List all lines of the data that include the string "Frank".

==========

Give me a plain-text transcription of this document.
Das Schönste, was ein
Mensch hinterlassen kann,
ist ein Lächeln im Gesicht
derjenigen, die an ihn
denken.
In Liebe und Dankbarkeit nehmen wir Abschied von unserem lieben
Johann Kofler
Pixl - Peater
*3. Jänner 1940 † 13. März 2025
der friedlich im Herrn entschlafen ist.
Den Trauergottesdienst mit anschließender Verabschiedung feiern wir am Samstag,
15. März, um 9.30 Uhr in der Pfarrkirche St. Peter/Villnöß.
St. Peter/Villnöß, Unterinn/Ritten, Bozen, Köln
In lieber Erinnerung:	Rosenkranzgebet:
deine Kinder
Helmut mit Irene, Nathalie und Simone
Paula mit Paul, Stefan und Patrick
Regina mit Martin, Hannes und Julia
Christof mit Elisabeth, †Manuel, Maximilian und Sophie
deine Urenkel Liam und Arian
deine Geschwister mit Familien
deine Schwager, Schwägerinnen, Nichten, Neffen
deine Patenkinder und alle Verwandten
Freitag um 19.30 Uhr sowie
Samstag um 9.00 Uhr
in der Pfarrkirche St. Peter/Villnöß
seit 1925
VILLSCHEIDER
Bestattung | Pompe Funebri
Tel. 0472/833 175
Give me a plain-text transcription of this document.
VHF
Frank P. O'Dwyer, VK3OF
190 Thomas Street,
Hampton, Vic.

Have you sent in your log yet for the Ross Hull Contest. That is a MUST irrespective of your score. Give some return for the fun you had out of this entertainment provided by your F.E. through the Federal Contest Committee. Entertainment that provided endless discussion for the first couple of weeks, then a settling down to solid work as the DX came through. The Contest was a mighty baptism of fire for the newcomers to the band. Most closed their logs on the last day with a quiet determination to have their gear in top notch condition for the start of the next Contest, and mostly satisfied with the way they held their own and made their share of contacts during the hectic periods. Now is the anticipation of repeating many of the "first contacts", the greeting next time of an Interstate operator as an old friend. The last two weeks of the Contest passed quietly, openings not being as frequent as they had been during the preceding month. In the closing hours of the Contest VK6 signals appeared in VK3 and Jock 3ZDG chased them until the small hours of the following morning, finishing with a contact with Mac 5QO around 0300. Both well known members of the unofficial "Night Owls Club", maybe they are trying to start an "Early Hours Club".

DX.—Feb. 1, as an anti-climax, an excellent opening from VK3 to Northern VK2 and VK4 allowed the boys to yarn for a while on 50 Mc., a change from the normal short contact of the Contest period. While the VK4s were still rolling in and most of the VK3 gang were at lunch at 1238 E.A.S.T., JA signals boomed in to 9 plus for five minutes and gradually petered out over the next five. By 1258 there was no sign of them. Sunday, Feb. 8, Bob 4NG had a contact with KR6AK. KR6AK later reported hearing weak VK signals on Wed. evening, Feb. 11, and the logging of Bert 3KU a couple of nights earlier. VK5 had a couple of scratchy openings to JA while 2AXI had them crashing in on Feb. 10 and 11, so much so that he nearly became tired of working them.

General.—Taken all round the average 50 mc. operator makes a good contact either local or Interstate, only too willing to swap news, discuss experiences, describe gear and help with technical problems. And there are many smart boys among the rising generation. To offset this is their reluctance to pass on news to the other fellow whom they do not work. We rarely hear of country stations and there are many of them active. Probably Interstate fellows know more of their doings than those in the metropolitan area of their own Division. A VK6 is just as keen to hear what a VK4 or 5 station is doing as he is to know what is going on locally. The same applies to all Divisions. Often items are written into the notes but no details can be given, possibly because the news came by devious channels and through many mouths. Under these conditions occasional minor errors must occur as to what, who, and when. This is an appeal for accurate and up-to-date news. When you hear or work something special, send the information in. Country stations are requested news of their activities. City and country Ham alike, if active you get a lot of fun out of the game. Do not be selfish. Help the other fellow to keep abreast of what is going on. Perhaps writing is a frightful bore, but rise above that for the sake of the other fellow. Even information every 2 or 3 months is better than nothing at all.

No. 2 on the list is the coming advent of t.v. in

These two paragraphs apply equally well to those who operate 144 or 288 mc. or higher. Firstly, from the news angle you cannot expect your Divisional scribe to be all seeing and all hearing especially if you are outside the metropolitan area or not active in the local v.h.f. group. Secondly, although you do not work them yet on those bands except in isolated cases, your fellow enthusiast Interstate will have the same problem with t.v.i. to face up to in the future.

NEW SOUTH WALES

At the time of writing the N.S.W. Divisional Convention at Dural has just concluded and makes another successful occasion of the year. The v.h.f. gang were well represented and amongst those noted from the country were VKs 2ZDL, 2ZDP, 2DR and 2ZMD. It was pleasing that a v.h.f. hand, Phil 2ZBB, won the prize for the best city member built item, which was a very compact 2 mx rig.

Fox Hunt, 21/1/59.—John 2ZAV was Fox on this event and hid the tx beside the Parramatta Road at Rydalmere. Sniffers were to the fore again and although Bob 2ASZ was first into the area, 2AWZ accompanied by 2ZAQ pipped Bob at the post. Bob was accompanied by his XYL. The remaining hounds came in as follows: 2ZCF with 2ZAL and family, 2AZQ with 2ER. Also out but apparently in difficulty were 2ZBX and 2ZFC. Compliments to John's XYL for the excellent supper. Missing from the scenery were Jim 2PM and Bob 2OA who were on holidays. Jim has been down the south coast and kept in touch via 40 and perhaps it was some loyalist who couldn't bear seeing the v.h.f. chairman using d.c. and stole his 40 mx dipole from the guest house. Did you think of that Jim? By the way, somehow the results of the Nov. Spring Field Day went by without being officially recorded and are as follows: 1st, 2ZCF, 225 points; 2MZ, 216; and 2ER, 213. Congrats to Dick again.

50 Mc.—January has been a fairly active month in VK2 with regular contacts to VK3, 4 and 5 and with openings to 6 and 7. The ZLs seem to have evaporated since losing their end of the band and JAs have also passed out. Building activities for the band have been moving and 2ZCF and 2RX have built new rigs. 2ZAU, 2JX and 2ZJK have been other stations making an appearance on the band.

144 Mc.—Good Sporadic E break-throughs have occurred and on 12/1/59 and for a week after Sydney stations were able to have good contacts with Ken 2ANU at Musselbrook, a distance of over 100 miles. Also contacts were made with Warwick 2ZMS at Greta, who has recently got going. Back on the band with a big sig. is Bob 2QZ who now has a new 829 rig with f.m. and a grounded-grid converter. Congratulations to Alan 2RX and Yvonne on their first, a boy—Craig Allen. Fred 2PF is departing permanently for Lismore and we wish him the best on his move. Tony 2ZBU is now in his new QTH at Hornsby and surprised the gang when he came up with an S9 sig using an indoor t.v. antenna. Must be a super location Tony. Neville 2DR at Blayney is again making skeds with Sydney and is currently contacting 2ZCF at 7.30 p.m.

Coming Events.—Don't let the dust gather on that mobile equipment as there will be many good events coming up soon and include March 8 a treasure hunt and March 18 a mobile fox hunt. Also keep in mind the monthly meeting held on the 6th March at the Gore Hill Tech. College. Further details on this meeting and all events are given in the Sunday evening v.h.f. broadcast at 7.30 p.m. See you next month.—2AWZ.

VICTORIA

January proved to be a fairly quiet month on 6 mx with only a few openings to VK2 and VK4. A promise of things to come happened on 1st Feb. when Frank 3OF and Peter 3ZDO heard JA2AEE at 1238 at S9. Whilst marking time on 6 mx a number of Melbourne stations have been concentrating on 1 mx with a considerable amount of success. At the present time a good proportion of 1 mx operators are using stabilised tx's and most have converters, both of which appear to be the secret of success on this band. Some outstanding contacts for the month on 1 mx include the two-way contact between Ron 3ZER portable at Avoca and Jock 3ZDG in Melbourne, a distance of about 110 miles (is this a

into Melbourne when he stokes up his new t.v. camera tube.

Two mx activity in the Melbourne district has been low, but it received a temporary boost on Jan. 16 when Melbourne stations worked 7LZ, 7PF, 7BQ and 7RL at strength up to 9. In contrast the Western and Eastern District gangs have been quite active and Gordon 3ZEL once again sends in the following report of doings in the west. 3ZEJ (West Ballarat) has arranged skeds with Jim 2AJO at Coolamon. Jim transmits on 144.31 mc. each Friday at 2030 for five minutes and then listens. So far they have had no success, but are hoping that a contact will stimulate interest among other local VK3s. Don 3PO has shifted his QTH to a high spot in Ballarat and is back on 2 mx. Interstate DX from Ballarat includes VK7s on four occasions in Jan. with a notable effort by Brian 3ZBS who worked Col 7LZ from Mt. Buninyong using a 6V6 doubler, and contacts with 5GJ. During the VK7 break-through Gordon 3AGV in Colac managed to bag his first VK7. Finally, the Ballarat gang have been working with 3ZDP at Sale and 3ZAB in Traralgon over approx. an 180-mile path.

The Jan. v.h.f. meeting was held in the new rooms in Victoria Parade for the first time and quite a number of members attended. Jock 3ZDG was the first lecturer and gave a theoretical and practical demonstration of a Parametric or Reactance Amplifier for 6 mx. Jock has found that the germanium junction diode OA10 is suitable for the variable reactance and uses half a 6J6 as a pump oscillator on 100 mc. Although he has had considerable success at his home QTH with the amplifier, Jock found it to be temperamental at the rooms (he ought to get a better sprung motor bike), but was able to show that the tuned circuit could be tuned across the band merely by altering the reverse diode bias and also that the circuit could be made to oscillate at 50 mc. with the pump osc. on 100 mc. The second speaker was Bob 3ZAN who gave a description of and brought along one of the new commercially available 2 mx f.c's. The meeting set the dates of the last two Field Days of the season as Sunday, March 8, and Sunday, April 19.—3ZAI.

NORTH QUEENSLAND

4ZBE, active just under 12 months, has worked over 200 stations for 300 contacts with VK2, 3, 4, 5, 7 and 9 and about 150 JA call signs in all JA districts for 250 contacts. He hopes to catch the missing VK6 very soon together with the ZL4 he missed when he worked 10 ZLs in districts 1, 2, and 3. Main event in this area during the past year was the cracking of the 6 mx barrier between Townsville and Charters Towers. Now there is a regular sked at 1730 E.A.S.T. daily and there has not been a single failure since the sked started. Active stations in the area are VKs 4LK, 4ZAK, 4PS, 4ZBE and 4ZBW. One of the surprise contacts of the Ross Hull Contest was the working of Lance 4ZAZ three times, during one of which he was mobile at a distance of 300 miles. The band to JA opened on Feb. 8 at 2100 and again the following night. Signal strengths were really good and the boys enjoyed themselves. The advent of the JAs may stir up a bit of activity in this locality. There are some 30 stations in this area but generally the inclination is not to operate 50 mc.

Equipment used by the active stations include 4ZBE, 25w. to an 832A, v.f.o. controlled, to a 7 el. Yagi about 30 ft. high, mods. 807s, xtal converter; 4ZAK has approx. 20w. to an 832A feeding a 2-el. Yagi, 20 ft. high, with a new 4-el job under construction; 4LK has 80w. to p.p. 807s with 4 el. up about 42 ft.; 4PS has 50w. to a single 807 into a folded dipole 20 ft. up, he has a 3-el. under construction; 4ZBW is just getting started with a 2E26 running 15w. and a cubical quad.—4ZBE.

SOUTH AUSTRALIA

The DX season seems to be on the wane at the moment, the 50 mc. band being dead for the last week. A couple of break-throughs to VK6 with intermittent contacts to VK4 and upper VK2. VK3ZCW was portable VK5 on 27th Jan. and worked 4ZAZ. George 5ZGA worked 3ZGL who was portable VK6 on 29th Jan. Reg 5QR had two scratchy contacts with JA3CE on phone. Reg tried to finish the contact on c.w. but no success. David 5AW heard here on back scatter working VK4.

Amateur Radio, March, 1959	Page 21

==========

The answer:
Frank P. O'Dwyer, VK3OF
January proved to be a fairly quiet month on 6 mx with only a few openings to VK2 and VK4. A promise of things to come happened on 1st Feb. when Frank 3OF and Peter 3ZDO heard JA2AEE at 1238 at S9. Whilst marking time on 6 mx a number of Melbourne stations have been concentrating on 1 mx with a considerable amount of success. At the present time a good proportion of 1 mx operators are using stabilised tx's and most have converters, both of which appear to be the secret of success on this band. Some outstanding contacts for the month on 1 mx include the two-way contact between Ron 3ZER portable at Avoca and Jock 3ZDG in Melbourne, a distance of about 110 miles (is this a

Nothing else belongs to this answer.